━━━━━ DATA LINES ━━━━━

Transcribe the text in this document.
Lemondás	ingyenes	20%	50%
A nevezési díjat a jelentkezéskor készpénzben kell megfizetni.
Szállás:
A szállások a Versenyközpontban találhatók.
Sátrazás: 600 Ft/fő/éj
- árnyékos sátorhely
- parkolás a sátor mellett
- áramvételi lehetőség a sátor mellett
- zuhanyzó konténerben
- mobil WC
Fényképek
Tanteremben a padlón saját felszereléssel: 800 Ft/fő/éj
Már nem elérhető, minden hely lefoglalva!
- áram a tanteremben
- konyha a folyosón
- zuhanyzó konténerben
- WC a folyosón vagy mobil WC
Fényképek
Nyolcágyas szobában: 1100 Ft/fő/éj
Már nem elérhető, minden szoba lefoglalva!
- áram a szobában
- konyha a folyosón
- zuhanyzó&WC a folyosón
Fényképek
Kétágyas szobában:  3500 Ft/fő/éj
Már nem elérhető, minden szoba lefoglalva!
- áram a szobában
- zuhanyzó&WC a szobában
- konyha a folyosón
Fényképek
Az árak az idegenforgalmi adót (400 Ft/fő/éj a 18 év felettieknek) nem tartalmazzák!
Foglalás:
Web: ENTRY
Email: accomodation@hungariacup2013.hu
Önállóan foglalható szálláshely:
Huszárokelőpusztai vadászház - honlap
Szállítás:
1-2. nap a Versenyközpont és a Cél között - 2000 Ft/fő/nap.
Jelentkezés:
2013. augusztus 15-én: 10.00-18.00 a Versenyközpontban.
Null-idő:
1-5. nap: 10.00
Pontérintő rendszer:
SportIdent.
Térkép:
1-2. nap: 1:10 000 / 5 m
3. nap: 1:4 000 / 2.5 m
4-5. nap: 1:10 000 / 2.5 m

━━━━━

▶ [WHAT IS BEING ASKED]:
Every entry should be printed again exactly as it stands.

▶ [RESPONSE TO THE TASK]:
Transcribe the text in this document.
Lemondás	ingyenes	20%	50%
A nevezési díjat a jelentkezéskor készpénzben kell megfizetni.
Szállás:
A szállások a Versenyközpontban találhatók.
Sátrazás: 600 Ft/fő/éj
- árnyékos sátorhely
- parkolás a sátor mellett
- áramvételi lehetőség a sátor mellett
- zuhanyzó konténerben
- mobil WC
Fényképek
Tanteremben a padlón saját felszereléssel: 800 Ft/fő/éj
Már nem elérhető, minden hely lefoglalva!
- áram a tanteremben
- konyha a folyosón
- zuhanyzó konténerben
- WC a folyosón vagy mobil WC
Fényképek
Nyolcágyas szobában: 1100 Ft/fő/éj
Már nem elérhető, minden szoba lefoglalva!
- áram a szobában
- konyha a folyosón
- zuhanyzó&WC a folyosón
Fényképek
Kétágyas szobában:  3500 Ft/fő/éj
Már nem elérhető, minden szoba lefoglalva!
- áram a szobában
- zuhanyzó&WC a szobában
- konyha a folyosón
Fényképek
Az árak az idegenforgalmi adót (400 Ft/fő/éj a 18 év felettieknek) nem tartalmazzák!
Foglalás:
Web: ENTRY
Email: accomodation@hungariacup2013.hu
Önállóan foglalható szálláshely:
Huszárokelőpusztai vadászház - honlap
Szállítás:
1-2. nap a Versenyközpont és a Cél között - 2000 Ft/fő/nap.
Jelentkezés:
2013. augusztus 15-én: 10.00-18.00 a Versenyközpontban.
Null-idő:
1-5. nap: 10.00
Pontérintő rendszer:
SportIdent.
Térkép:
1-2. nap: 1:10 000 / 5 m
3. nap: 1:4 000 / 2.5 m
4-5. nap: 1:10 000 / 2.5 m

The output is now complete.